++++ LISTED RECORDS ++++
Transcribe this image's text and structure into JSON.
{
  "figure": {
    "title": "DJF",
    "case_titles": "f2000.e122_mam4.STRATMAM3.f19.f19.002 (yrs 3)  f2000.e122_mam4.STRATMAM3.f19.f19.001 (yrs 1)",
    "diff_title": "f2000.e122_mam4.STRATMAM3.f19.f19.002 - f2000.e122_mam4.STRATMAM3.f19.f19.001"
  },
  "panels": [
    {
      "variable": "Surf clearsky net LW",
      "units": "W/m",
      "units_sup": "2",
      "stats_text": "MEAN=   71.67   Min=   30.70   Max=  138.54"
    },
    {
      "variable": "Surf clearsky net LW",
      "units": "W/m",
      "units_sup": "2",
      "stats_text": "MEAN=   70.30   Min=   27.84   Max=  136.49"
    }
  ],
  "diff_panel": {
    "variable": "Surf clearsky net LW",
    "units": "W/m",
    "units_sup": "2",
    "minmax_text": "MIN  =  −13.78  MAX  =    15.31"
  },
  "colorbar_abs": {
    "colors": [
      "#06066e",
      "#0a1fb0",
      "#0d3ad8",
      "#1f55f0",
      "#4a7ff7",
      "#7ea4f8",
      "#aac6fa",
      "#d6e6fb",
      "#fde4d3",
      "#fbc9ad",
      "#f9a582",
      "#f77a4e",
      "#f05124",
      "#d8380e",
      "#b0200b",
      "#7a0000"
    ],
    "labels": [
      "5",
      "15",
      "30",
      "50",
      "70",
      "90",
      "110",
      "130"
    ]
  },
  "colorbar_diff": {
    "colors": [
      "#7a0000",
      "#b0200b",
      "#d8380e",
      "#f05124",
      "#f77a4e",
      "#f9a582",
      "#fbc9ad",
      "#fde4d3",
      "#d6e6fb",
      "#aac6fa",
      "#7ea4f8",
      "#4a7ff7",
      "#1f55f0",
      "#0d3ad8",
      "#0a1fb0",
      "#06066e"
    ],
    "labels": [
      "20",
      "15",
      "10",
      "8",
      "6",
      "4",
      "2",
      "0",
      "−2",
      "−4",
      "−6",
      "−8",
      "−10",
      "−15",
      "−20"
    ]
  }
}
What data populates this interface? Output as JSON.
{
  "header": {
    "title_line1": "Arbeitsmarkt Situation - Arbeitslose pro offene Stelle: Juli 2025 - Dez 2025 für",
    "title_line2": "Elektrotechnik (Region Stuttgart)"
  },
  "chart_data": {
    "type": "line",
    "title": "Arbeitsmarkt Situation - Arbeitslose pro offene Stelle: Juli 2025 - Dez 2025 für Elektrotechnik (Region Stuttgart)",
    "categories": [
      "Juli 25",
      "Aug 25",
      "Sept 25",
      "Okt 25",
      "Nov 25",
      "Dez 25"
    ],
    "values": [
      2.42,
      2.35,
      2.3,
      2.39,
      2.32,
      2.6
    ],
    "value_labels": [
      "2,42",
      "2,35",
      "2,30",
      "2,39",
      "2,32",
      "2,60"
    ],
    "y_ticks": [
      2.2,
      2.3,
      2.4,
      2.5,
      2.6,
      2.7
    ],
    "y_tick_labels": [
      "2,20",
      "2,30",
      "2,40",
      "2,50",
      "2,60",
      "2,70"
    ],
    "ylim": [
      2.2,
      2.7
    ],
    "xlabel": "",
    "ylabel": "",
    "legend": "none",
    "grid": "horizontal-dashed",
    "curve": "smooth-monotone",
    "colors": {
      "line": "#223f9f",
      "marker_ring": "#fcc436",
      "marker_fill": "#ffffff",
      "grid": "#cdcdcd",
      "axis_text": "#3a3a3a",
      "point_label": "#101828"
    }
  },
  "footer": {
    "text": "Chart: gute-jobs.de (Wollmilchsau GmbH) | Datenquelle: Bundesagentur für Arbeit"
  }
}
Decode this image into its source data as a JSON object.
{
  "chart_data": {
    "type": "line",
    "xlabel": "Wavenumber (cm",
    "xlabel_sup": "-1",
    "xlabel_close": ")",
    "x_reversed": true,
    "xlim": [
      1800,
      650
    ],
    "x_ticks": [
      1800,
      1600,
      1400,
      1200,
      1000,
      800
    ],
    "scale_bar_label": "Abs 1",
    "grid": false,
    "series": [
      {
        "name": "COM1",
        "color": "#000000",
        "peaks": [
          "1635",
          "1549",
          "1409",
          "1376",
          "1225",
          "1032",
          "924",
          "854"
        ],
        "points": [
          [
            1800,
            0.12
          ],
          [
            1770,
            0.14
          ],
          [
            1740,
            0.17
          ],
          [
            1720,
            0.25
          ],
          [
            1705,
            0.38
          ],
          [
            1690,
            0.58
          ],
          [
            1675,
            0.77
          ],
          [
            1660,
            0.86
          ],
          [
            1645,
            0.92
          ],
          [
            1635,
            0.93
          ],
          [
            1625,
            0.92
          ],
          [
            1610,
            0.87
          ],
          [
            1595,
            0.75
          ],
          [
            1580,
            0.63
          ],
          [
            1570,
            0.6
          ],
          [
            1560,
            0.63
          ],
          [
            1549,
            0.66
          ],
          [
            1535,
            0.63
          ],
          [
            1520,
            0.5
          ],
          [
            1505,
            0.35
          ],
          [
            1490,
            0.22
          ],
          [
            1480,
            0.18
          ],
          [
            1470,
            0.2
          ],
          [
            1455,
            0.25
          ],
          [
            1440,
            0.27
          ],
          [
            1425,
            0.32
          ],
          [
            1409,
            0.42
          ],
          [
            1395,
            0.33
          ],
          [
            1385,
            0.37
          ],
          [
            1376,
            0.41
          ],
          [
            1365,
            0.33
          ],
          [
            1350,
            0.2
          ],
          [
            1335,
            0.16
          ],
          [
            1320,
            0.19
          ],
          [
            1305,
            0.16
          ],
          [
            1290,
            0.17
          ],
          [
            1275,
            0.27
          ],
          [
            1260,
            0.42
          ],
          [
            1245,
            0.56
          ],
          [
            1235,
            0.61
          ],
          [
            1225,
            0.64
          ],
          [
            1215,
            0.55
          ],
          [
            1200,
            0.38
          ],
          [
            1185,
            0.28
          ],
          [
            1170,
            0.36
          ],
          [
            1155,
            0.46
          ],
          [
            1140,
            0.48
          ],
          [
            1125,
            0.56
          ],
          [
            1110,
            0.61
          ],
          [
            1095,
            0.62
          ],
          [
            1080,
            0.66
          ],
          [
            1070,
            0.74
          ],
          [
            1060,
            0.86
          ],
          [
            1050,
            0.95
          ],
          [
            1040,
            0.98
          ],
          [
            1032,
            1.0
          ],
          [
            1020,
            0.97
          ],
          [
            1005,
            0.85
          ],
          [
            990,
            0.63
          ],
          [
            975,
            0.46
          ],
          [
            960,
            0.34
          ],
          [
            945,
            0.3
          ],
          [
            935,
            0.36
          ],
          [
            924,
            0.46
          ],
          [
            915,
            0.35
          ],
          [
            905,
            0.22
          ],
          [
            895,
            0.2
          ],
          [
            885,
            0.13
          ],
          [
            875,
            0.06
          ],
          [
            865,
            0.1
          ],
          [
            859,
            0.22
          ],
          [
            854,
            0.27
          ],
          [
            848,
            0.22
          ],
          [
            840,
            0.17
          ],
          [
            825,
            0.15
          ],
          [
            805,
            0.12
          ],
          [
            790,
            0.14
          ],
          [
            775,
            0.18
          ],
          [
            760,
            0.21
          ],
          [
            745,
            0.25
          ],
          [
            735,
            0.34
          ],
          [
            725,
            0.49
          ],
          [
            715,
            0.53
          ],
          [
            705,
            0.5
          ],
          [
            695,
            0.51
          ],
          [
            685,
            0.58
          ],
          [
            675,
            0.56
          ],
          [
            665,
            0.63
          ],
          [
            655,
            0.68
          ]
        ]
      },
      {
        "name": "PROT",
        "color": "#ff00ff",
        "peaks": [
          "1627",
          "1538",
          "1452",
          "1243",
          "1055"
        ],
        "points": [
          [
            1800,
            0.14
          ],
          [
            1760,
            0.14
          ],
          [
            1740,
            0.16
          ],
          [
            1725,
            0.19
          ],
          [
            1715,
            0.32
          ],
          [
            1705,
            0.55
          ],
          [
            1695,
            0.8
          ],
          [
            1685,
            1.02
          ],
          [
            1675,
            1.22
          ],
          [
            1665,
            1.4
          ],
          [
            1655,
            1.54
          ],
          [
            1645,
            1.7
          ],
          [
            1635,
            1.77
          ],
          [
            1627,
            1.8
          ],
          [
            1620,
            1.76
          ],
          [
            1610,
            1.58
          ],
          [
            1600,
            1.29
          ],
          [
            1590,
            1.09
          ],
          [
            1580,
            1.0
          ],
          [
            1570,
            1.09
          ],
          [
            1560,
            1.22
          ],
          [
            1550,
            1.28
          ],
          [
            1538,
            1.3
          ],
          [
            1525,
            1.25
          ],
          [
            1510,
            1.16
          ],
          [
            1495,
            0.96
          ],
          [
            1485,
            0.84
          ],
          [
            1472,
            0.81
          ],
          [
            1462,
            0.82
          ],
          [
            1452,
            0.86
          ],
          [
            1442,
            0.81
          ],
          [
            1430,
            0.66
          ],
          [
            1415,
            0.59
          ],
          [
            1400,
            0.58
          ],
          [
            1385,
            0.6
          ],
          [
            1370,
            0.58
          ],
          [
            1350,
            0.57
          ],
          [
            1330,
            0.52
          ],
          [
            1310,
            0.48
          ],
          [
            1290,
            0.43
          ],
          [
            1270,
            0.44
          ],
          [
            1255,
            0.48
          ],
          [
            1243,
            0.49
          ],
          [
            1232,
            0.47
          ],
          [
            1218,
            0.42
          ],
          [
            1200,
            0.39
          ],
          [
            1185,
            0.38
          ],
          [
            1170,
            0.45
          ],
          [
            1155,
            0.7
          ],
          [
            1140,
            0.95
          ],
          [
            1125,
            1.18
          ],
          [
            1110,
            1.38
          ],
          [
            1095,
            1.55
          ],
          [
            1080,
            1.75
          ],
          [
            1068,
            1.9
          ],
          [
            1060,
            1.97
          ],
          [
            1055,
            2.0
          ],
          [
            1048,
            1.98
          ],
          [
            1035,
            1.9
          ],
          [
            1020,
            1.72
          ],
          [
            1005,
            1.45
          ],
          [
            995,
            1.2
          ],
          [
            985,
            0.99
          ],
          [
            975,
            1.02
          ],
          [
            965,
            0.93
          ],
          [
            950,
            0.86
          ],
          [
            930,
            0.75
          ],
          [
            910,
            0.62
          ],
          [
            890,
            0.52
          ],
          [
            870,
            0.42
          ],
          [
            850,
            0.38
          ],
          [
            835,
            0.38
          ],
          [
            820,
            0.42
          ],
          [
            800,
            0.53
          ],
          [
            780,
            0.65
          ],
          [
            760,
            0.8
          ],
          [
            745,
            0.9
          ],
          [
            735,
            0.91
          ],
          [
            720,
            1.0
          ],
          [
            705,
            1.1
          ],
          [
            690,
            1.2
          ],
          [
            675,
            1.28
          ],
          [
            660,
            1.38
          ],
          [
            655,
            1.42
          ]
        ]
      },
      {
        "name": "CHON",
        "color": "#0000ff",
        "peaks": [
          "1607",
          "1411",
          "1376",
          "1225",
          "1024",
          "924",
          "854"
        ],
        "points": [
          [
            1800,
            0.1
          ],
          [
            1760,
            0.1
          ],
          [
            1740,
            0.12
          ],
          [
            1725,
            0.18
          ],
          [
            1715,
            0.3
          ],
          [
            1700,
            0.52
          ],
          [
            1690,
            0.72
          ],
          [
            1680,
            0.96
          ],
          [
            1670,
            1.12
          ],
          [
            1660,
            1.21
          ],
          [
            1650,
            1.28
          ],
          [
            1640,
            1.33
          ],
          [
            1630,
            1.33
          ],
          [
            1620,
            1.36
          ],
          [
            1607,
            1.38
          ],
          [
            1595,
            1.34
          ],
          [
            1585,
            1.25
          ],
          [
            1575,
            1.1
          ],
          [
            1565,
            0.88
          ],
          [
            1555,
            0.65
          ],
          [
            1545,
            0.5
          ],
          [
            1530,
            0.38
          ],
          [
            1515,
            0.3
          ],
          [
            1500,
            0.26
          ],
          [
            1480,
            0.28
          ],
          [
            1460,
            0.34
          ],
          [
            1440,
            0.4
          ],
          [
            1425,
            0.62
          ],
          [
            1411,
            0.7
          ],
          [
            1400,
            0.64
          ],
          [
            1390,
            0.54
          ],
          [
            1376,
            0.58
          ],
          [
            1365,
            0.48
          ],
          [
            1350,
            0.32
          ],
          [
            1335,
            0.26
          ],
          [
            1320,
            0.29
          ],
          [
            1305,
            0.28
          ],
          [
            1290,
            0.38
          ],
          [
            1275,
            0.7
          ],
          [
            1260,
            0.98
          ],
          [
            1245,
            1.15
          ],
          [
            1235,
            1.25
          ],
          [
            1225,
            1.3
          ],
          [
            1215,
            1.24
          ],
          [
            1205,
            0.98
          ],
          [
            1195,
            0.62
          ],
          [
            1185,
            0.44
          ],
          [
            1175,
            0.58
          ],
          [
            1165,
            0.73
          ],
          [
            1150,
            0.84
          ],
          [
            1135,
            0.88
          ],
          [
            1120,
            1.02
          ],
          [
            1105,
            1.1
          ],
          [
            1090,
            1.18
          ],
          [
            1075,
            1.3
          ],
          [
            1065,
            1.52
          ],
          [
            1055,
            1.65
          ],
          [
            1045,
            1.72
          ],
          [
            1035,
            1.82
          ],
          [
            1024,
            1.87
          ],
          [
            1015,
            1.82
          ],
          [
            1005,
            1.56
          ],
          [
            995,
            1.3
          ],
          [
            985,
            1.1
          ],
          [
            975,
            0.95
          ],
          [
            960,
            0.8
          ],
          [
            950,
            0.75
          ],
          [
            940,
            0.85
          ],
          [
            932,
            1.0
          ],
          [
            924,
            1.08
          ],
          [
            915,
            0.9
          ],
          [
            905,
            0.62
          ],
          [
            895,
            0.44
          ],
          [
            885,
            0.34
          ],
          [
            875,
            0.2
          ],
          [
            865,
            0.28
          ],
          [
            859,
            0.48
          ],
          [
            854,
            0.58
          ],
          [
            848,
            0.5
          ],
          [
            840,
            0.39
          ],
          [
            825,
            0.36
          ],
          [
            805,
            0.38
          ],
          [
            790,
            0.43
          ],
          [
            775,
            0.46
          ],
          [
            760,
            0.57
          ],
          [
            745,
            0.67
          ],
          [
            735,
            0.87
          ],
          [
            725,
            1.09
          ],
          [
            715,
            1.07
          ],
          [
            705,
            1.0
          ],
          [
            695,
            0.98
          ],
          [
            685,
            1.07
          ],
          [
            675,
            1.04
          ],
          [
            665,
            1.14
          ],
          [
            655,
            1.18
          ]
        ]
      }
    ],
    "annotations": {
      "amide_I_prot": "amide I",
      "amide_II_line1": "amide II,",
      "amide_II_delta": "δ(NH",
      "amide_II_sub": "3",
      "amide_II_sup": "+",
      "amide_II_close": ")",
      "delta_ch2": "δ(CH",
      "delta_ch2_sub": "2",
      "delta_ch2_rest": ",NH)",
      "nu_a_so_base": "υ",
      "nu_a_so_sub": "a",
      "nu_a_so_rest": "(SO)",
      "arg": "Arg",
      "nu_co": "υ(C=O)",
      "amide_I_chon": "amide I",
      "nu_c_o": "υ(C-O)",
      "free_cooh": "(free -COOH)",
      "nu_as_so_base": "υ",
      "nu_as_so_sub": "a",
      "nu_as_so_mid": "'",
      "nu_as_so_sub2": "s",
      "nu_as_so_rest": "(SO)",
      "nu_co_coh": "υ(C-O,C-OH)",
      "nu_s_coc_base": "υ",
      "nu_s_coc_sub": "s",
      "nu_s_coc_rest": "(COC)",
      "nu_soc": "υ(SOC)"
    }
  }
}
++++
## YOUR INSTRUCTIONS
In the listing above, count each line that holds the string "image". Give the number only.

## FINAL ANSWER
2